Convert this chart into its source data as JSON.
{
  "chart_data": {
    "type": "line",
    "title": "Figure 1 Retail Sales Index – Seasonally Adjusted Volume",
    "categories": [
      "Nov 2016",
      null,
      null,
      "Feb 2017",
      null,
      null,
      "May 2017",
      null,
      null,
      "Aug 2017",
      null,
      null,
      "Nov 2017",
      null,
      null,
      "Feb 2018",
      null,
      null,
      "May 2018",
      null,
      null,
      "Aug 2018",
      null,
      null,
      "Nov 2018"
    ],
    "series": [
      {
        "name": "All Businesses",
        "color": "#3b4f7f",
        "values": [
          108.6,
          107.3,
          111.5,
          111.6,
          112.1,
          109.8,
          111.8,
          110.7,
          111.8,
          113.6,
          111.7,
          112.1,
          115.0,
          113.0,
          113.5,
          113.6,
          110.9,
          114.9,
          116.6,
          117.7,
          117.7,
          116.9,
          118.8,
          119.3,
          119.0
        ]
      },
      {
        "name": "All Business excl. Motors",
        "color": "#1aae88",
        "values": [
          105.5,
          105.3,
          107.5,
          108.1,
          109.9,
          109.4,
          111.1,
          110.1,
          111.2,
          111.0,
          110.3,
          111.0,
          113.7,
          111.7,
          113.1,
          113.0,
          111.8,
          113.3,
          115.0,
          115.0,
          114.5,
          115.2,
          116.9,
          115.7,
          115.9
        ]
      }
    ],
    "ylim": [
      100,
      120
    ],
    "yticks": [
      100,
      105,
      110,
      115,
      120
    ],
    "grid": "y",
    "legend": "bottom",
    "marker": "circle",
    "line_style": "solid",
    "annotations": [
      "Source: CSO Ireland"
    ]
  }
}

· · · · ·

= Objective =
Produce an exact copy of every entry above.

= Solution to this problem =
Convert this chart into its source data as JSON.
{
  "chart_data": {
    "type": "line",
    "title": "Figure 1 Retail Sales Index – Seasonally Adjusted Volume",
    "categories": [
      "Nov 2016",
      null,
      null,
      "Feb 2017",
      null,
      null,
      "May 2017",
      null,
      null,
      "Aug 2017",
      null,
      null,
      "Nov 2017",
      null,
      null,
      "Feb 2018",
      null,
      null,
      "May 2018",
      null,
      null,
      "Aug 2018",
      null,
      null,
      "Nov 2018"
    ],
    "series": [
      {
        "name": "All Businesses",
        "color": "#3b4f7f",
        "values": [
          108.6,
          107.3,
          111.5,
          111.6,
          112.1,
          109.8,
          111.8,
          110.7,
          111.8,
          113.6,
          111.7,
          112.1,
          115.0,
          113.0,
          113.5,
          113.6,
          110.9,
          114.9,
          116.6,
          117.7,
          117.7,
          116.9,
          118.8,
          119.3,
          119.0
        ]
      },
      {
        "name": "All Business excl. Motors",
        "color": "#1aae88",
        "values": [
          105.5,
          105.3,
          107.5,
          108.1,
          109.9,
          109.4,
          111.1,
          110.1,
          111.2,
          111.0,
          110.3,
          111.0,
          113.7,
          111.7,
          113.1,
          113.0,
          111.8,
          113.3,
          115.0,
          115.0,
          114.5,
          115.2,
          116.9,
          115.7,
          115.9
        ]
      }
    ],
    "ylim": [
      100,
      120
    ],
    "yticks": [
      100,
      105,
      110,
      115,
      120
    ],
    "grid": "y",
    "legend": "bottom",
    "marker": "circle",
    "line_style": "solid",
    "annotations": [
      "Source: CSO Ireland"
    ]
  }
}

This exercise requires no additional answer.